EXERCISE PROMPT – Can you extend the conversation transcript about strata functions at Fair Trading and Planning, picking up right after its final line?

TEXT –

It occurs to me that very quietly, a lot of the functions; strata functions of Fair Trading, are being shuffled over to Planning and Services… Is that fair to say, or am I reading too much into this?
David Bannerman 11:28
From from what I can see… If you look at cladding for instance, the Fair Trading side has a cladding taskforce. The Planning side has their own taskforce internally (not labelled a taskforce), and the two don’t necessarily talk. There’s different functions and repeat functions and different requests being made. So yes, I think it’s fair to say that there is sometimes a spread of the same duty across the various departments.
But if you go looking for the Fair Trading website (we’re getting political here and I’ll move on in a second), but if you go looking for the strata website… The strata information website is now hosted on Planning, is it not?
David Bannerman 12:11
I don’t know about that. I haven’t looked at that detail.
You’ll find it is. Anyway, I’m looking over at these messages on the right (and thank you to everybody who has said hello to me), and thank you to all the people who are saying “yes, I can hear you,” because right before we started, I sent you a message saying “can you hear me?” But somebody’s saying (and this is an easy one for you, David); who’s liable for the cost of replacing waterproofing that’s leaking? This is in the shower area, from Mary Leong.

Data listing
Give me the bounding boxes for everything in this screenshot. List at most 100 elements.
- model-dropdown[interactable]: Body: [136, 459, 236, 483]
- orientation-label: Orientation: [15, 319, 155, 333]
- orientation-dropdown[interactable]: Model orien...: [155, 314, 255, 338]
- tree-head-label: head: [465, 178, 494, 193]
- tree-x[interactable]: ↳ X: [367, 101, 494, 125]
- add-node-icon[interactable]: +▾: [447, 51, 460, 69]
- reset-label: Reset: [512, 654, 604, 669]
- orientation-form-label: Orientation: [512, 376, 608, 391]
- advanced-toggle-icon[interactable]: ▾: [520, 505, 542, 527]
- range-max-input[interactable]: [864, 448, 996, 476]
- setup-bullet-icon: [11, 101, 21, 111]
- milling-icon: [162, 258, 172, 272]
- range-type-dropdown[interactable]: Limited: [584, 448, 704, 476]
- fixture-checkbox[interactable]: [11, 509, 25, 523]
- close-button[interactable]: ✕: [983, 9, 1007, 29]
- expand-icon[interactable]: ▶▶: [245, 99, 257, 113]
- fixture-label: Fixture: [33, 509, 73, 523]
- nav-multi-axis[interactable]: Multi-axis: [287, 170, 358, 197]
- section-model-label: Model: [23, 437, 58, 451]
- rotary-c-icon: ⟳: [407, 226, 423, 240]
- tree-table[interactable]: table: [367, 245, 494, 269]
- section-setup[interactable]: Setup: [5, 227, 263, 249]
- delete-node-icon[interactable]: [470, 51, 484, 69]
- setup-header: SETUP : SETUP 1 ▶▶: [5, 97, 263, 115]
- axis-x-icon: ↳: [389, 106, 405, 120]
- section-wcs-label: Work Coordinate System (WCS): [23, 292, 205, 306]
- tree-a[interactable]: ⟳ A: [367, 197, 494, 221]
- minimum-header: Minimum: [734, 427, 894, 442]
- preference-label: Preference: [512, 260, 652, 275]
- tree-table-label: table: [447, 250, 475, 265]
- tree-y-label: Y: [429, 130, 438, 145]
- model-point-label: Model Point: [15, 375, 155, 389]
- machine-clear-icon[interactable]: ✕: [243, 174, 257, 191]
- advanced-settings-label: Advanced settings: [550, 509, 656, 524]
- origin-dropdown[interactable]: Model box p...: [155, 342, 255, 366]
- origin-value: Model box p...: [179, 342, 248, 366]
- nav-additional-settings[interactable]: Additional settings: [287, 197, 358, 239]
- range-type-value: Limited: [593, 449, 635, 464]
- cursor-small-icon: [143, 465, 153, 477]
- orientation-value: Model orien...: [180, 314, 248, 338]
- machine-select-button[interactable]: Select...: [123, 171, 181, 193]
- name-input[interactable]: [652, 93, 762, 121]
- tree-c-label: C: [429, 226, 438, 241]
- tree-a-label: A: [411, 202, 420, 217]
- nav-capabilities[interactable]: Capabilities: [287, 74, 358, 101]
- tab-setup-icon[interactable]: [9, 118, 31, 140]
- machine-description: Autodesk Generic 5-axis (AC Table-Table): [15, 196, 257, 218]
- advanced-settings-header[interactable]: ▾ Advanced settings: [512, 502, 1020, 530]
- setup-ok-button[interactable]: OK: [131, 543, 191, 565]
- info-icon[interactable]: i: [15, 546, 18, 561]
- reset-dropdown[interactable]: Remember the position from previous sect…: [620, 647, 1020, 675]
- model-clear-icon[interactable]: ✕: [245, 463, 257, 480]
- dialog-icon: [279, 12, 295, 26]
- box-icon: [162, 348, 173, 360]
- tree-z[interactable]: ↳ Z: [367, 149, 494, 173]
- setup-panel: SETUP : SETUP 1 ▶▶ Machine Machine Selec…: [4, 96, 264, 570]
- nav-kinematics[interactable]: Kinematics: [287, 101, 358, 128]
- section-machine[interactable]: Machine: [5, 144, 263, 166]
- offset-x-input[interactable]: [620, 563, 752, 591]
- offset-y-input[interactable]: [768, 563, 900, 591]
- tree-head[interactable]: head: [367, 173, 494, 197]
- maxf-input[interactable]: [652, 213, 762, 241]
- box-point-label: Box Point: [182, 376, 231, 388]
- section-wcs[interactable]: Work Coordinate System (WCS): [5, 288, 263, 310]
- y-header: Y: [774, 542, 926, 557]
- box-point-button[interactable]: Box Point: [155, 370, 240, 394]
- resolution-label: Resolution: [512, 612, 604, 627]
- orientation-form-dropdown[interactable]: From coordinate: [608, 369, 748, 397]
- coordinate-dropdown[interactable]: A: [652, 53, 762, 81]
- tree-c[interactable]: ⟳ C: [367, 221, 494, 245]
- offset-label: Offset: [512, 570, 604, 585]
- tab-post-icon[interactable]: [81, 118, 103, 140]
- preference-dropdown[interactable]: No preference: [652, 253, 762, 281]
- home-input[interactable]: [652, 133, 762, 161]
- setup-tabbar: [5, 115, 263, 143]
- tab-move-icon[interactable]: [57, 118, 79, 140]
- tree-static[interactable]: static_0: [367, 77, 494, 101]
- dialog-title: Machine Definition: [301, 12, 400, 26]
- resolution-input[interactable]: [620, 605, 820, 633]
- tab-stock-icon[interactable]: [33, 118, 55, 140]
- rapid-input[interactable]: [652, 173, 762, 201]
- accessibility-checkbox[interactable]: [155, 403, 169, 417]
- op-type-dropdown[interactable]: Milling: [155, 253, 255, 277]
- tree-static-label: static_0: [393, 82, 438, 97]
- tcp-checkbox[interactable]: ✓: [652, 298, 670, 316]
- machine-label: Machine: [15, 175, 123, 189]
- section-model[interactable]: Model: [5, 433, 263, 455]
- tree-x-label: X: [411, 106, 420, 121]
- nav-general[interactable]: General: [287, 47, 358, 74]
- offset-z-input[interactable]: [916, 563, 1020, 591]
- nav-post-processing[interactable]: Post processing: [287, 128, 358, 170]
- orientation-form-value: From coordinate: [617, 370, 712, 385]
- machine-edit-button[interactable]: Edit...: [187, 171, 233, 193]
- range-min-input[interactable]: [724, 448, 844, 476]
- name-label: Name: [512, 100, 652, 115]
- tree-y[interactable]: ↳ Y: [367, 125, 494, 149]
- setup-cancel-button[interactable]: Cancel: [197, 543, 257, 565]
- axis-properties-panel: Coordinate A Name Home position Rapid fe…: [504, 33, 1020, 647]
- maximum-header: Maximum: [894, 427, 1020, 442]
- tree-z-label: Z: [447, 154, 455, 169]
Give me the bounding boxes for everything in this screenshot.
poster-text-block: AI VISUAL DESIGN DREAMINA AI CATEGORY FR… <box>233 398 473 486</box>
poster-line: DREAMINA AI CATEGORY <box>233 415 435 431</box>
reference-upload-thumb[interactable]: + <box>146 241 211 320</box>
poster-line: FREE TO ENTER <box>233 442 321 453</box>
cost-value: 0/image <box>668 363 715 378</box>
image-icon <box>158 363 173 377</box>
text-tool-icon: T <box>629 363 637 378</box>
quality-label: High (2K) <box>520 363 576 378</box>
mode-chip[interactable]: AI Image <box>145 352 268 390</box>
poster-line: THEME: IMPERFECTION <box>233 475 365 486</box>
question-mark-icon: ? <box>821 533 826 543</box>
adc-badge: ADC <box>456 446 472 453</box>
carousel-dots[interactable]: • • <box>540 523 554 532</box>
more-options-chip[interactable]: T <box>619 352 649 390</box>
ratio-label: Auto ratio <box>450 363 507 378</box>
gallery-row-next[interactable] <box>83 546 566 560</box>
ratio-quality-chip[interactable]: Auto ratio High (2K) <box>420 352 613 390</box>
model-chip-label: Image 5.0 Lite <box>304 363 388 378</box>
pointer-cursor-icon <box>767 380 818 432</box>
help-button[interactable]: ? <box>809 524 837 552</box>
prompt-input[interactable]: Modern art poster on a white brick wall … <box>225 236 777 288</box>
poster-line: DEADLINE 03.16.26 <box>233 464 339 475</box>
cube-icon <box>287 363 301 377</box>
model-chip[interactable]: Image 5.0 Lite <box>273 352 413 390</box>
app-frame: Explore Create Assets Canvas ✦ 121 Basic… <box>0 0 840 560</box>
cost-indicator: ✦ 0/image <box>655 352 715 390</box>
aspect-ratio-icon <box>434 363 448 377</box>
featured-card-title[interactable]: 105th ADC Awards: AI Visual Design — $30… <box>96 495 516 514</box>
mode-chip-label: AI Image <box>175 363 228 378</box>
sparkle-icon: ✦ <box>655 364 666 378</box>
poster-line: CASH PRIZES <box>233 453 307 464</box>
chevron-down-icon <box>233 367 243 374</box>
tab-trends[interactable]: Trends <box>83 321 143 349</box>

TASK ANSWER –
David Bannerman 12:43
If it’s a post-1 July 1973 registered scheme, 99% of the time, it’s going to be the owners corporation. That can be changed, if some subsequent renovations were made and there was a bylaw, transferring obligation to the person who did the bathroom renovation. Or, if the owners corporation has adopted the common property memorandum, it may have moved to the lot owner.
Okay, so that’s probably owners corporation, but possibly, the lot owner. Another question… This is an easy one; can the owners corporation stop me from having pets in my apartment?
David Bannerman 13:32
The answer is yes. Certain pets no; assistance animals, no. So if you’ve got a disability and the animal’s assisting you with a disability, that’s an outright no. Owners corporations can still have a bylaw to prohibit animals; the circumstances in which the litigation explained, were perhaps in a very small scheme… Perhaps in a scheme where it’s just short-term letting, and perhaps in a scheme where there was a no-pet’s bylaw and everybody who’s purchased, has signed a piece of paper, to say that they won’t bring a pet. So there’s some pretty narrow exceptions there, where you can outright prohibit a pet, but otherwise, it’s going to be pretty much pet-friendly, based on some new laws that they introduced last year, in response to the Cooper case.
So if everybody, unanimously in a building says, this is a no-pet building (and obviously, they’re not going to bring pets in); what happens when one of them sells and somebody who wants a pet comes into that building?
David Bannerman 14:40
Well, if they didn’t sign the piece of paper, to say that they won’t bring one in, as say for instance, a condition of sale, then they’ll be able to rely on the new provision, to say that they can’t reasonably withhold the keeping of a pet.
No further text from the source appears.